Stored entries
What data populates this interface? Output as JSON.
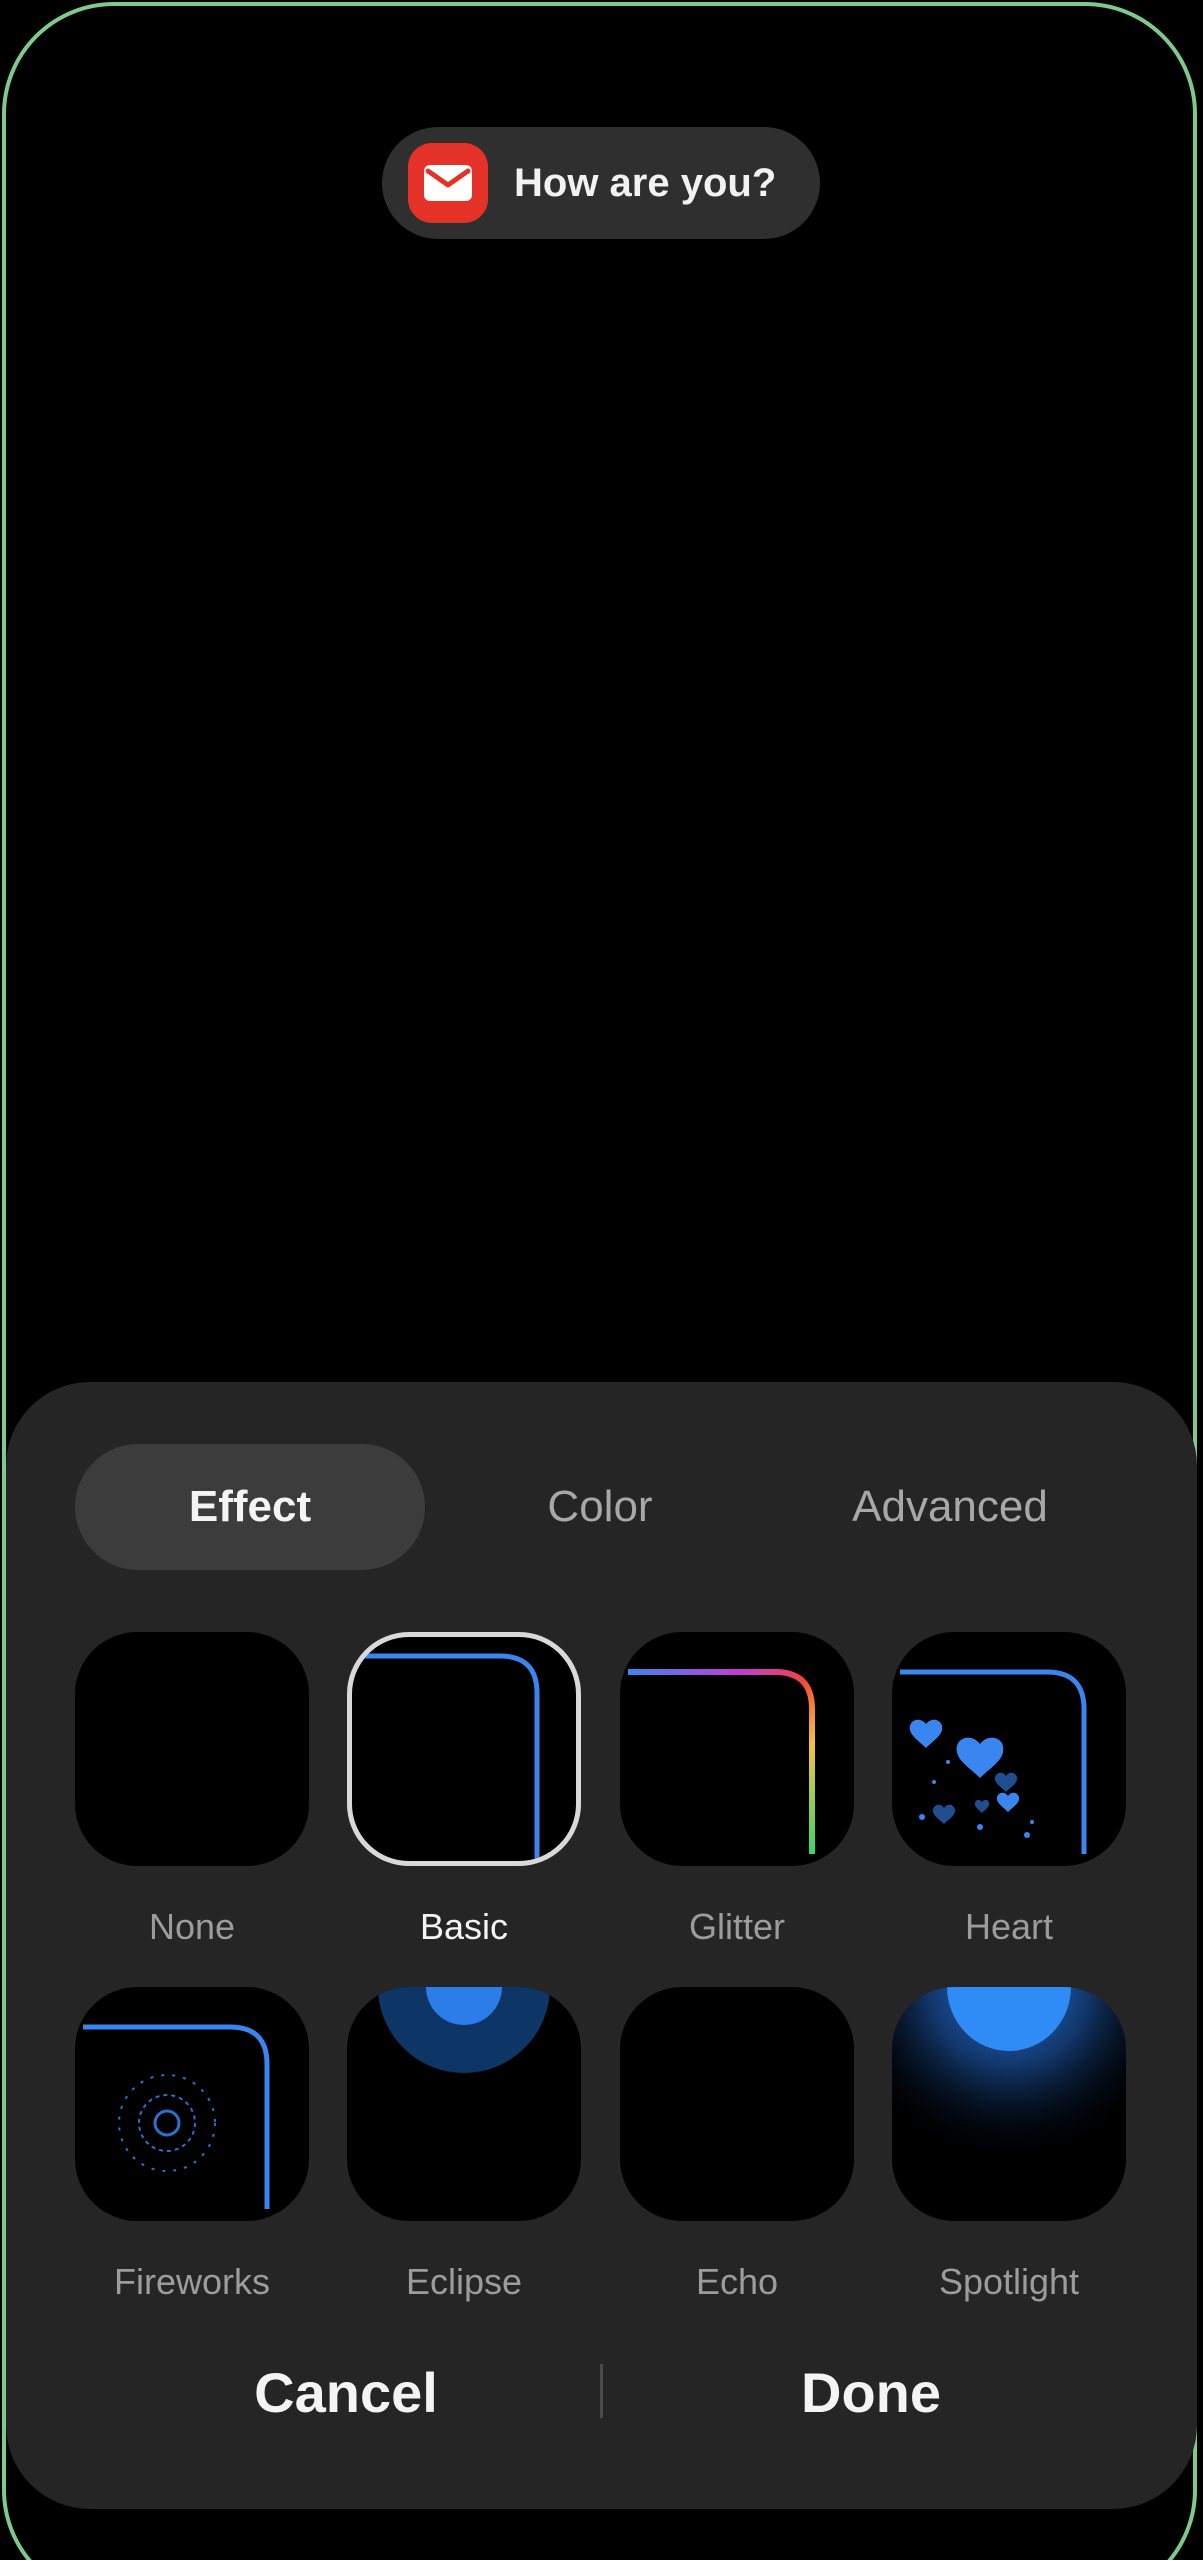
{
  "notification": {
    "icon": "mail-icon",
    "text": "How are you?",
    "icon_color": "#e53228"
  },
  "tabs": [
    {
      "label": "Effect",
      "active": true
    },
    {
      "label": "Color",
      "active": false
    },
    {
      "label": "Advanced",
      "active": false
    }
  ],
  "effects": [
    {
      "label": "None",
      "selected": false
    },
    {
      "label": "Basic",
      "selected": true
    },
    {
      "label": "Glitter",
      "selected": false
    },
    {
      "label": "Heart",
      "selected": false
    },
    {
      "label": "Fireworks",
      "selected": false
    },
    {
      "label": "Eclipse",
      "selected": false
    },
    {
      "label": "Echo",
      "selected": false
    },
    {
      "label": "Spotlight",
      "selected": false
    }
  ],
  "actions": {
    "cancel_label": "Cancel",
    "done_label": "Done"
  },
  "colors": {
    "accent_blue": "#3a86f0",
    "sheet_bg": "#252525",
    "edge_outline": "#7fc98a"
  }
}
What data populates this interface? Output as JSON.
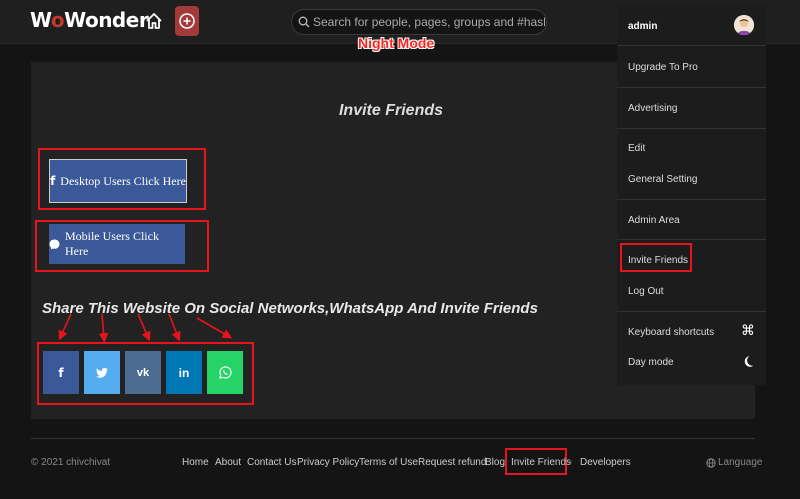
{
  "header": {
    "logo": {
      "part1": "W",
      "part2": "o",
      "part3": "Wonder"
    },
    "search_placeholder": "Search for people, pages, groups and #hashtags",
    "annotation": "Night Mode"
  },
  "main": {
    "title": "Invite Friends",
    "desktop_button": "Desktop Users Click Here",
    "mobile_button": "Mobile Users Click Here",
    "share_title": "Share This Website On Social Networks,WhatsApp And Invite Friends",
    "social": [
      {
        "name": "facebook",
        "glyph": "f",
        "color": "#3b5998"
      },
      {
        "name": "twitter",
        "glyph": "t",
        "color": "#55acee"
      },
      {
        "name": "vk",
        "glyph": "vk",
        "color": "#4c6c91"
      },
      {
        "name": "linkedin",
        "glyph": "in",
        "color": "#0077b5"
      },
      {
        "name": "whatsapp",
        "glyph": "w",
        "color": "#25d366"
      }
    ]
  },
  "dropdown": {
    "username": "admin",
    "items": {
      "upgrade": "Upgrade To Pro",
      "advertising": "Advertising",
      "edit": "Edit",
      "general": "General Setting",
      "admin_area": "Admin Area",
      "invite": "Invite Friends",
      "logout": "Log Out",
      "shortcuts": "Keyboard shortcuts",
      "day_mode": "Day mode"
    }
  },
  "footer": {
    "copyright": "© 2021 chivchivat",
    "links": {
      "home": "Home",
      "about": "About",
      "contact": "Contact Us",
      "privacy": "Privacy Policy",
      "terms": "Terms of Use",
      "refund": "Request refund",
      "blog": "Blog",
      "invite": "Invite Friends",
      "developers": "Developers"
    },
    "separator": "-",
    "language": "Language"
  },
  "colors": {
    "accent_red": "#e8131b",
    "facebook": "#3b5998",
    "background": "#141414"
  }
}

#### Short task:
Check each line of the entries above, and show every one holding the word "Users".

#### Solution below:
    "desktop_button": "Desktop Users Click Here",
    "mobile_button": "Mobile Users Click Here",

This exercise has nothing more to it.